---------- Data shown
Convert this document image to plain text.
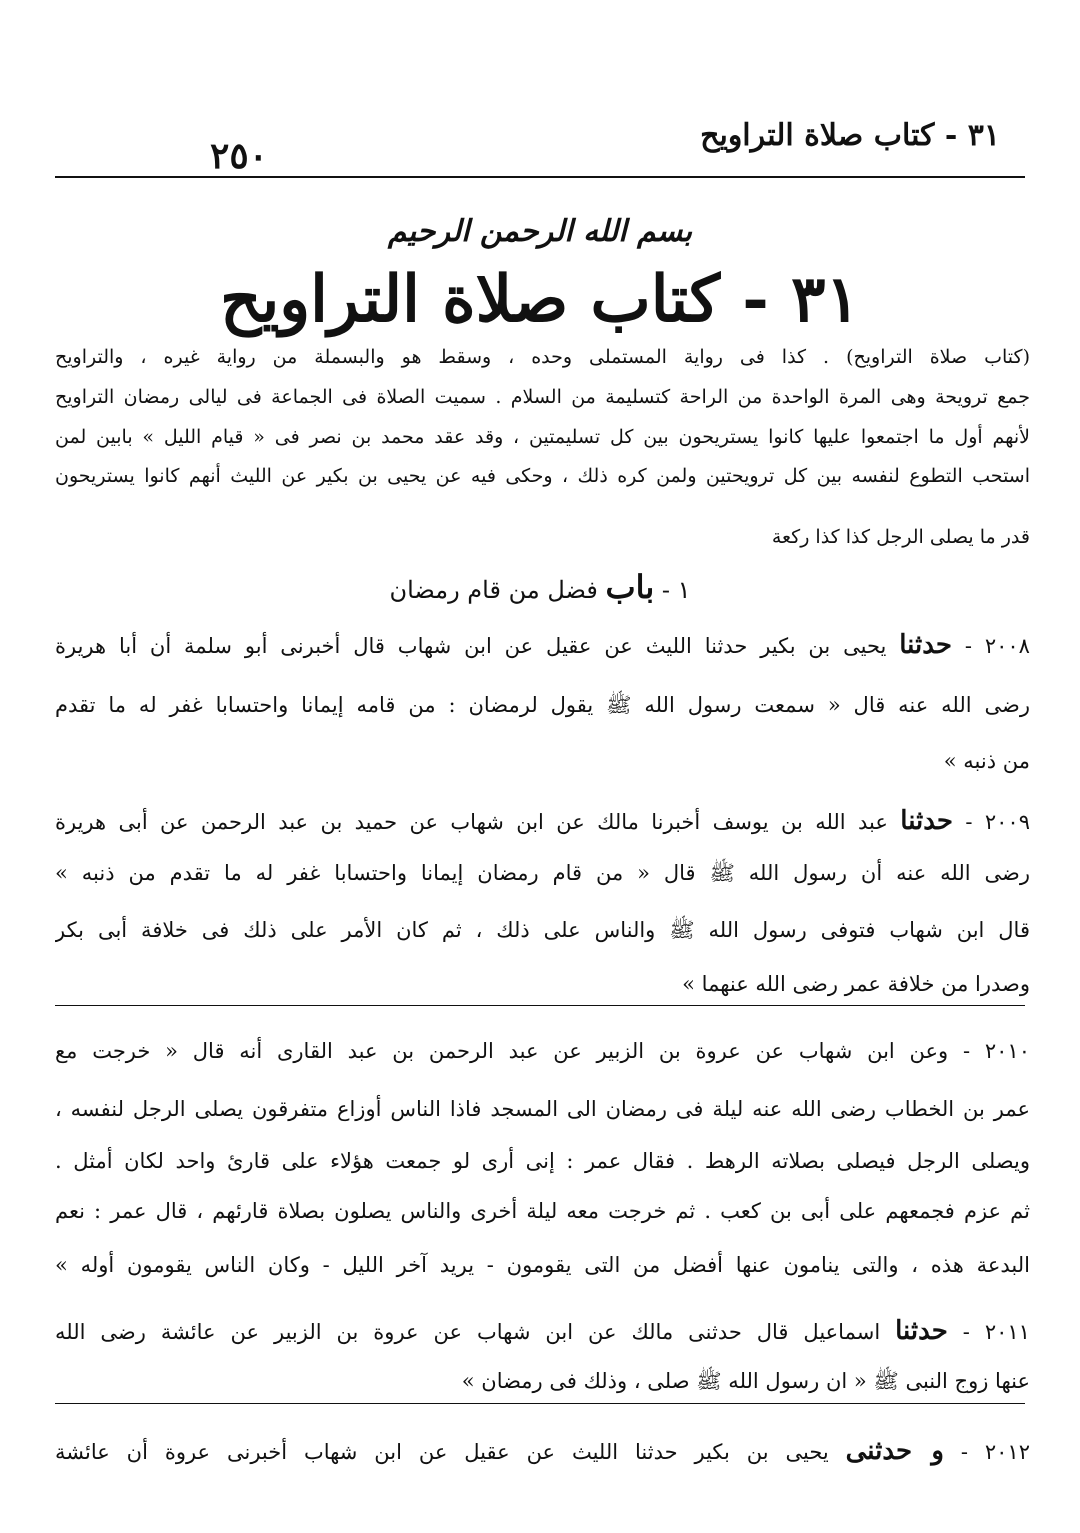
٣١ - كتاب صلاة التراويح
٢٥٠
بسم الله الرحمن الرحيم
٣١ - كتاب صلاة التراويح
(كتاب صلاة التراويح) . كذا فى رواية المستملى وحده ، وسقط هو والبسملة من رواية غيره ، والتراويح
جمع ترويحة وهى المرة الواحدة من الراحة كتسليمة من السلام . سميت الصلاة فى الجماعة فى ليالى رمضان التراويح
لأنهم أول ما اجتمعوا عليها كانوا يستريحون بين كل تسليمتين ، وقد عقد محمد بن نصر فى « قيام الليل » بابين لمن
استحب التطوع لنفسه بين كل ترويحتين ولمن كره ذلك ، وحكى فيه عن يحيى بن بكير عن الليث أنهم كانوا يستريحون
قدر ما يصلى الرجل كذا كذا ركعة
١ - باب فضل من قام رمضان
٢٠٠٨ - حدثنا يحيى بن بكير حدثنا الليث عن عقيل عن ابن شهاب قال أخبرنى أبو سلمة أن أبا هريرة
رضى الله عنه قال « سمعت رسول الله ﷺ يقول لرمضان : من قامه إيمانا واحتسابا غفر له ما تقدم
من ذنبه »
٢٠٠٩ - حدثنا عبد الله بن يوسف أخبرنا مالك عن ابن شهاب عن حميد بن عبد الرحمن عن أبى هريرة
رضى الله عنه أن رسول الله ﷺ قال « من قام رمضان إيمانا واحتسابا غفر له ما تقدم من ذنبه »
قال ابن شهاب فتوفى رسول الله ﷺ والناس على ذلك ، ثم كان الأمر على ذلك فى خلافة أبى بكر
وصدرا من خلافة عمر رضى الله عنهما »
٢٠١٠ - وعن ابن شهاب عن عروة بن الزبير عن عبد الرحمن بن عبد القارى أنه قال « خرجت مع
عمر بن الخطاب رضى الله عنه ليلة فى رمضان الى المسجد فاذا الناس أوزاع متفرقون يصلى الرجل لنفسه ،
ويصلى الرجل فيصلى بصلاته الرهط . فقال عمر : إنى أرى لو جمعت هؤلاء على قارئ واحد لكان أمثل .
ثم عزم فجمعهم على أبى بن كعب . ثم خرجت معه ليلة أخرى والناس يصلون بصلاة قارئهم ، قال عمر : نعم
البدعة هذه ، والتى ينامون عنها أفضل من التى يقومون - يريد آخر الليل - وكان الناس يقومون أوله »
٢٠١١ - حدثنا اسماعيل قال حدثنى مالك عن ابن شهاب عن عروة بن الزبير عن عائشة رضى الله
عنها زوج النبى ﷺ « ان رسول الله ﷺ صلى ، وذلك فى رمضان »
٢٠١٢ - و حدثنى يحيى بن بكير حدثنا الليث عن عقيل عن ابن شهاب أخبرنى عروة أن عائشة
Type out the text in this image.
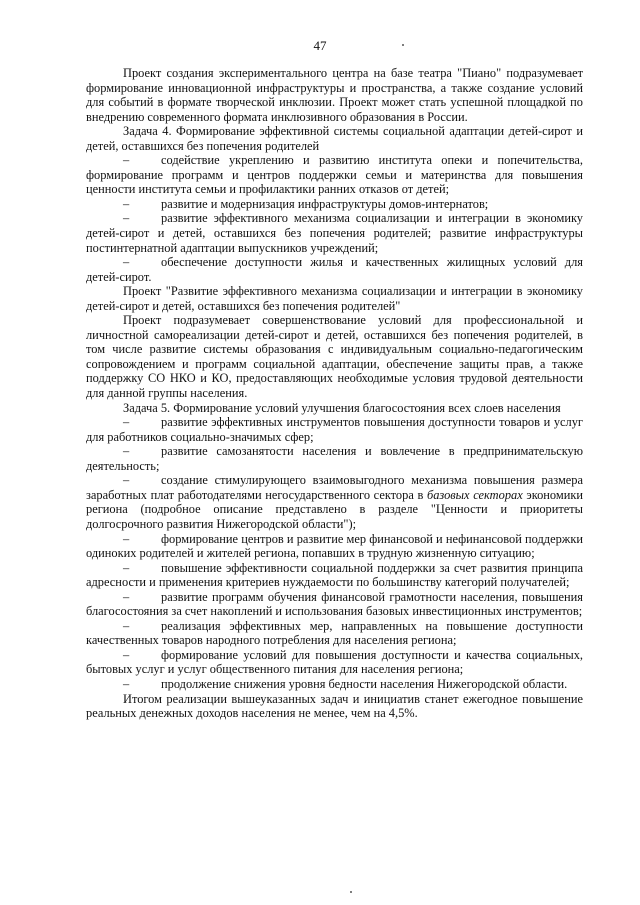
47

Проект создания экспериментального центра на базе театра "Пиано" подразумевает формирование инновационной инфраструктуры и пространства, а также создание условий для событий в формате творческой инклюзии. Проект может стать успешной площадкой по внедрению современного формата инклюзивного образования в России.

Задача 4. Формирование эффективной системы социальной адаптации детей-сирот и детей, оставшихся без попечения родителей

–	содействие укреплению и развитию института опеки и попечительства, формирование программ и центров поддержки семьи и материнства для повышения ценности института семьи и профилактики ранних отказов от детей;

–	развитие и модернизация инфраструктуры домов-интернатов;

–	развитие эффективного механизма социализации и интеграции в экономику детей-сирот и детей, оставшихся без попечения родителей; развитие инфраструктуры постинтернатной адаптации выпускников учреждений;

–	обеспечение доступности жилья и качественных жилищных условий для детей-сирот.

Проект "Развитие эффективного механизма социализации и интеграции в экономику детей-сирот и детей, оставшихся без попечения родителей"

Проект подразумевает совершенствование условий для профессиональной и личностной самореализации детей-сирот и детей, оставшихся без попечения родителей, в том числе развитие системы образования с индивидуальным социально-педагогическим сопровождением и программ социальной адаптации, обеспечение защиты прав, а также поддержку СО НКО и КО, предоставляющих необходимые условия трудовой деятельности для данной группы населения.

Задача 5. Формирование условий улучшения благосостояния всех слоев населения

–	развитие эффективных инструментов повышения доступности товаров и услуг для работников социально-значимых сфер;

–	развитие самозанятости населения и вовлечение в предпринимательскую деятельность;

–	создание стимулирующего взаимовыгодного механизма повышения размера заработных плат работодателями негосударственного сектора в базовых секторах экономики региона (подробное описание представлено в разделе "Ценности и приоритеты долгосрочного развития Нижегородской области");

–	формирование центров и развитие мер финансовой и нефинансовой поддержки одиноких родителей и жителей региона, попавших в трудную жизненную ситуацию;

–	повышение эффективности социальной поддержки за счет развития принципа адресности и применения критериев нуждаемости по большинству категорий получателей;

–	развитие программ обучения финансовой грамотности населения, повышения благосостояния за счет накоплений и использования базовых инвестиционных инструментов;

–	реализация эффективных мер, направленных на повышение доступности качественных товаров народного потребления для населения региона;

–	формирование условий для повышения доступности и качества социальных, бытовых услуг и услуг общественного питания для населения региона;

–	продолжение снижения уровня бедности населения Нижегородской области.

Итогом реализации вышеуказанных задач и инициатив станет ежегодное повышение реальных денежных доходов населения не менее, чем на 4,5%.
--------------------
*Problem to solve:*
Each line above that holds the string "эффективных" should be copied and shown.

*Solved exercise:*
–	развитие эффективных инструментов повышения доступности товаров и услуг для работников социально-значимых сфер;
–	реализация эффективных мер, направленных на повышение доступности качественных товаров народного потребления для населения региона;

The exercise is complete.